EXERCISE DESCRIPTION ▸
Determine the number of lines in the listing below where the string "hour" occurs; answer with the number alone.

Records from a data collection:
____

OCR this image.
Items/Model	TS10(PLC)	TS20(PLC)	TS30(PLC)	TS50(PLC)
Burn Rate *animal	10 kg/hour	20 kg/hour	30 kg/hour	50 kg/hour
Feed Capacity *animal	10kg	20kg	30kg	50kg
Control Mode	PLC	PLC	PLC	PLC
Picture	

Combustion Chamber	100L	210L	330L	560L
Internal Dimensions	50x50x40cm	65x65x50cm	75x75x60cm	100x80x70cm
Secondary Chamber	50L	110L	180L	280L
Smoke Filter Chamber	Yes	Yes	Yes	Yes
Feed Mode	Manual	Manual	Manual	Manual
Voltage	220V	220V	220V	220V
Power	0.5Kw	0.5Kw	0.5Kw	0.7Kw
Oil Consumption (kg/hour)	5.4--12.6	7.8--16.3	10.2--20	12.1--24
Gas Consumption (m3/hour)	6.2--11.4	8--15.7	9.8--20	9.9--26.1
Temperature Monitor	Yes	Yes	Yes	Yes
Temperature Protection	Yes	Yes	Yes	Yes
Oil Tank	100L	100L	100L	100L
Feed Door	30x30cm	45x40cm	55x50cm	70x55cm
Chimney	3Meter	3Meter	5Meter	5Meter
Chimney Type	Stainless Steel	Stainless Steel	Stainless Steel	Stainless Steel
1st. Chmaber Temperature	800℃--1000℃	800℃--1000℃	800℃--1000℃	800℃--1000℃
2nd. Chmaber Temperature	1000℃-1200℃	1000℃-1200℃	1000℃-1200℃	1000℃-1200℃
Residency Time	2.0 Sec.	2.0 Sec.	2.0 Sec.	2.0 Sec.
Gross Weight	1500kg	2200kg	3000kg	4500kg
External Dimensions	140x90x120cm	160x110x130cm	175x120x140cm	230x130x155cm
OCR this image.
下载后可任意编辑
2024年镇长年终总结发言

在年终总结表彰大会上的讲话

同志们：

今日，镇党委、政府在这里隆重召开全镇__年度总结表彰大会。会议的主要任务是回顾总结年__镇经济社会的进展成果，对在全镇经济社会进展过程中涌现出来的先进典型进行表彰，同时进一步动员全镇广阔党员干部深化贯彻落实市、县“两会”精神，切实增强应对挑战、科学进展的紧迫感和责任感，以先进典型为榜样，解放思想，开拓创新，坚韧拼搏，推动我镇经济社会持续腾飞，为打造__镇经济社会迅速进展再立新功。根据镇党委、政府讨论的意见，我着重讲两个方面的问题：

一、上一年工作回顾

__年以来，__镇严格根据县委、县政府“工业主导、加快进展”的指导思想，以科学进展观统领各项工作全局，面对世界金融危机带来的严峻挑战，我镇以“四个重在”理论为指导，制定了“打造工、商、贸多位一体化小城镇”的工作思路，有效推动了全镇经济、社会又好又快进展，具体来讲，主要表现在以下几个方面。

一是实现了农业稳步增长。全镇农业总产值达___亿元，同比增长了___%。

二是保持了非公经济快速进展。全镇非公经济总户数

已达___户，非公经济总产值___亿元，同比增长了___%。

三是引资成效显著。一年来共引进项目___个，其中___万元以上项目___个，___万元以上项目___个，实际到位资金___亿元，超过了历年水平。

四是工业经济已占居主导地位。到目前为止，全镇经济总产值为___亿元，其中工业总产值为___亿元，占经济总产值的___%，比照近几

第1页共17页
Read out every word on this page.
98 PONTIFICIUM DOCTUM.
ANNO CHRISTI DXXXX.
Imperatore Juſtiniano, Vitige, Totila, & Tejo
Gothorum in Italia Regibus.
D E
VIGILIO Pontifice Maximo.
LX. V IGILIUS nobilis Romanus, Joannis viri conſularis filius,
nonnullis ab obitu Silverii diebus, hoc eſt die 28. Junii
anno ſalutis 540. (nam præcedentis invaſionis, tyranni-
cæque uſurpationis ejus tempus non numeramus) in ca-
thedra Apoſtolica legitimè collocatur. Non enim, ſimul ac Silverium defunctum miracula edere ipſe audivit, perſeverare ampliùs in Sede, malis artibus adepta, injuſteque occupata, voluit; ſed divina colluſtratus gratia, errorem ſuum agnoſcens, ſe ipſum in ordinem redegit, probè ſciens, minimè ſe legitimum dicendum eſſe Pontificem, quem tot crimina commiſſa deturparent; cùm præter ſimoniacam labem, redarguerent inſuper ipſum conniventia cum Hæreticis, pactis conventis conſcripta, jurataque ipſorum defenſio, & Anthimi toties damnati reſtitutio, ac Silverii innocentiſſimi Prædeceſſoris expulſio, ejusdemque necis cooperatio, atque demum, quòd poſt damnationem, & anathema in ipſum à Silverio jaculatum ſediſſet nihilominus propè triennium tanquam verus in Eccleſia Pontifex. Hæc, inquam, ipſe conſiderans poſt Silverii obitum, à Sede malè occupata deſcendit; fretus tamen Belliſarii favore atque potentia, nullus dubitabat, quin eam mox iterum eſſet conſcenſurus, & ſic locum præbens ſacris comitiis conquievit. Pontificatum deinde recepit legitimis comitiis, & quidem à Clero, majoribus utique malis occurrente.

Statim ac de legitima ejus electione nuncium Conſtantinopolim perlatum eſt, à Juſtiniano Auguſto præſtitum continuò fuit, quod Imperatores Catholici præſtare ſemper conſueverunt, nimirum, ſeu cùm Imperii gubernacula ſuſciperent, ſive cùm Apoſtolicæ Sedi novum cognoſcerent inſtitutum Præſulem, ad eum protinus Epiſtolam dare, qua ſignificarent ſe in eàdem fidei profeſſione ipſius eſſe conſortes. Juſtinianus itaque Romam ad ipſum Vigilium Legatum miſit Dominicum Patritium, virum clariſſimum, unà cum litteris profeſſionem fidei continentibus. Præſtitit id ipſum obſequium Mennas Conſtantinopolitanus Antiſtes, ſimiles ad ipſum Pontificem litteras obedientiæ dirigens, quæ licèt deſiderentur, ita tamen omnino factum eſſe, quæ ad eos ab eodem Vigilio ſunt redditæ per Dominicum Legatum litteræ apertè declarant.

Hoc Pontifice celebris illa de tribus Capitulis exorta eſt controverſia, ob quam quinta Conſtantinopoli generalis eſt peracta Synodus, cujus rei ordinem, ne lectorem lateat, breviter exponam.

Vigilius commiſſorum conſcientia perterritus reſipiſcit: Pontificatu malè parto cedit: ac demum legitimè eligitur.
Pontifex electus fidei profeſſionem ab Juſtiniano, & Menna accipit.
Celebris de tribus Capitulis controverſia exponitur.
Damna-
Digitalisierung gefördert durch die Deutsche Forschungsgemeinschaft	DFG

____

IN RESPONSE ▸
3